What follows is a set of records, each of which is to be written out exactly.

***

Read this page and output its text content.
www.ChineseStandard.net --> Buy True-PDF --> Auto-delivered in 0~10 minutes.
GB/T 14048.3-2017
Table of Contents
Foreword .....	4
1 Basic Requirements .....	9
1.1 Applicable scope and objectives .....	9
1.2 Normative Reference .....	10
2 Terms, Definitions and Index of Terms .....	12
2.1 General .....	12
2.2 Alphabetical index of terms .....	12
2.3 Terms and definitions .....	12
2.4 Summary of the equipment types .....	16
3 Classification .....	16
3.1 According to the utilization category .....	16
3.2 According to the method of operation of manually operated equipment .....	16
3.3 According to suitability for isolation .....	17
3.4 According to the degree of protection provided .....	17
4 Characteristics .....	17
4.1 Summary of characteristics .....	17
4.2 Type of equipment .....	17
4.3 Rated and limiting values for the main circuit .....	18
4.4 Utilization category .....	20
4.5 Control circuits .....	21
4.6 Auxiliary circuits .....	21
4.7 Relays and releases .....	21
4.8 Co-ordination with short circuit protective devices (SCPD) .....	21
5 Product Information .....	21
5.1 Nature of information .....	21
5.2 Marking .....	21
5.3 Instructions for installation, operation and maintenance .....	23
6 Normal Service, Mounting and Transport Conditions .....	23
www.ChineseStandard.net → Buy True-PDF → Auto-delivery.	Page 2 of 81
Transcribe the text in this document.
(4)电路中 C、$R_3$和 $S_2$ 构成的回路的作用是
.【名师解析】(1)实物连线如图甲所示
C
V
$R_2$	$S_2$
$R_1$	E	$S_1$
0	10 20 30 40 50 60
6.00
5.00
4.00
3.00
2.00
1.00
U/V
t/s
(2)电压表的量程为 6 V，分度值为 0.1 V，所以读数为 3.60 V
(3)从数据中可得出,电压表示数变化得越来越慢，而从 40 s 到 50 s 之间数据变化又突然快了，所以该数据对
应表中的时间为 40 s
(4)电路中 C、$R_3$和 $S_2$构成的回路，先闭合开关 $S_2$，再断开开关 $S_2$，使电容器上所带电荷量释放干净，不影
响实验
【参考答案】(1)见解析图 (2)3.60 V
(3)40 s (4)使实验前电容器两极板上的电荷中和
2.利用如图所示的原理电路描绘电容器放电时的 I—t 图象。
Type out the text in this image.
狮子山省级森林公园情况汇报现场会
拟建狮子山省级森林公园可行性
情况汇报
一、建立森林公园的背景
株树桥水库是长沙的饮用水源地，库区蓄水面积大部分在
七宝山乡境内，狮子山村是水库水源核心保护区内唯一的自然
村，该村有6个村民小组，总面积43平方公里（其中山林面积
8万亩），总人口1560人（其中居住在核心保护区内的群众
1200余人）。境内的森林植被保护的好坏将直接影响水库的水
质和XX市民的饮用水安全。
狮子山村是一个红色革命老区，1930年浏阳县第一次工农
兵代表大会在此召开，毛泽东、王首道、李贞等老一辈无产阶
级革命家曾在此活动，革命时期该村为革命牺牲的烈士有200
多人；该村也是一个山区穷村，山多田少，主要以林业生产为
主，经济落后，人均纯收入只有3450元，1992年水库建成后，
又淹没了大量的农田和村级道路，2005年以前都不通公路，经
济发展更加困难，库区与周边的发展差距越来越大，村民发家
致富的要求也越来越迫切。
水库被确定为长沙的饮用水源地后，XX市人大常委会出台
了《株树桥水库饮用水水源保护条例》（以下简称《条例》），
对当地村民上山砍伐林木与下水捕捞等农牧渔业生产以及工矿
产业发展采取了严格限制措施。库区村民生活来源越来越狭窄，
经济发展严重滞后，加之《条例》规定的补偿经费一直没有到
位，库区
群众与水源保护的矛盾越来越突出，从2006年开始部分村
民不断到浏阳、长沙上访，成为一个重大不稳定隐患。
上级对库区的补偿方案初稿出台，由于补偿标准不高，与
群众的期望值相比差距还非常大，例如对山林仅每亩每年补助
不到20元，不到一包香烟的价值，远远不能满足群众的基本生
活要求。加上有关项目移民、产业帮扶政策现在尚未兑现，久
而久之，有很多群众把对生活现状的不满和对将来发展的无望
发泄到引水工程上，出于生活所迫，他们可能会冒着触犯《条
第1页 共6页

***

CORRECT OUTPUT:
Read this page and output its text content.
www.ChineseStandard.net --> Buy True-PDF --> Auto-delivered in 0~10 minutes.
GB/T 14048.3-2017
Table of Contents
Foreword .....	4
1 Basic Requirements .....	9
1.1 Applicable scope and objectives .....	9
1.2 Normative Reference .....	10
2 Terms, Definitions and Index of Terms .....	12
2.1 General .....	12
2.2 Alphabetical index of terms .....	12
2.3 Terms and definitions .....	12
2.4 Summary of the equipment types .....	16
3 Classification .....	16
3.1 According to the utilization category .....	16
3.2 According to the method of operation of manually operated equipment .....	16
3.3 According to suitability for isolation .....	17
3.4 According to the degree of protection provided .....	17
4 Characteristics .....	17
4.1 Summary of characteristics .....	17
4.2 Type of equipment .....	17
4.3 Rated and limiting values for the main circuit .....	18
4.4 Utilization category .....	20
4.5 Control circuits .....	21
4.6 Auxiliary circuits .....	21
4.7 Relays and releases .....	21
4.8 Co-ordination with short circuit protective devices (SCPD) .....	21
5 Product Information .....	21
5.1 Nature of information .....	21
5.2 Marking .....	21
5.3 Instructions for installation, operation and maintenance .....	23
6 Normal Service, Mounting and Transport Conditions .....	23
www.ChineseStandard.net → Buy True-PDF → Auto-delivery.	Page 2 of 81
Transcribe the text in this document.
(4)电路中 C、$R_3$和 $S_2$ 构成的回路的作用是
.【名师解析】(1)实物连线如图甲所示
C
V
$R_2$	$S_2$
$R_1$	E	$S_1$
0	10 20 30 40 50 60
6.00
5.00
4.00
3.00
2.00
1.00
U/V
t/s
(2)电压表的量程为 6 V，分度值为 0.1 V，所以读数为 3.60 V
(3)从数据中可得出,电压表示数变化得越来越慢，而从 40 s 到 50 s 之间数据变化又突然快了，所以该数据对
应表中的时间为 40 s
(4)电路中 C、$R_3$和 $S_2$构成的回路，先闭合开关 $S_2$，再断开开关 $S_2$，使电容器上所带电荷量释放干净，不影
响实验
【参考答案】(1)见解析图 (2)3.60 V
(3)40 s (4)使实验前电容器两极板上的电荷中和
2.利用如图所示的原理电路描绘电容器放电时的 I—t 图象。
Type out the text in this image.
狮子山省级森林公园情况汇报现场会
拟建狮子山省级森林公园可行性
情况汇报
一、建立森林公园的背景
株树桥水库是长沙的饮用水源地，库区蓄水面积大部分在
七宝山乡境内，狮子山村是水库水源核心保护区内唯一的自然
村，该村有6个村民小组，总面积43平方公里（其中山林面积
8万亩），总人口1560人（其中居住在核心保护区内的群众
1200余人）。境内的森林植被保护的好坏将直接影响水库的水
质和XX市民的饮用水安全。
狮子山村是一个红色革命老区，1930年浏阳县第一次工农
兵代表大会在此召开，毛泽东、王首道、李贞等老一辈无产阶
级革命家曾在此活动，革命时期该村为革命牺牲的烈士有200
多人；该村也是一个山区穷村，山多田少，主要以林业生产为
主，经济落后，人均纯收入只有3450元，1992年水库建成后，
又淹没了大量的农田和村级道路，2005年以前都不通公路，经
济发展更加困难，库区与周边的发展差距越来越大，村民发家
致富的要求也越来越迫切。
水库被确定为长沙的饮用水源地后，XX市人大常委会出台
了《株树桥水库饮用水水源保护条例》（以下简称《条例》），
对当地村民上山砍伐林木与下水捕捞等农牧渔业生产以及工矿
产业发展采取了严格限制措施。库区村民生活来源越来越狭窄，
经济发展严重滞后，加之《条例》规定的补偿经费一直没有到
位，库区
群众与水源保护的矛盾越来越突出，从2006年开始部分村
民不断到浏阳、长沙上访，成为一个重大不稳定隐患。
上级对库区的补偿方案初稿出台，由于补偿标准不高，与
群众的期望值相比差距还非常大，例如对山林仅每亩每年补助
不到20元，不到一包香烟的价值，远远不能满足群众的基本生
活要求。加上有关项目移民、产业帮扶政策现在尚未兑现，久
而久之，有很多群众把对生活现状的不满和对将来发展的无望
发泄到引水工程上，出于生活所迫，他们可能会冒着触犯《条
第1页 共6页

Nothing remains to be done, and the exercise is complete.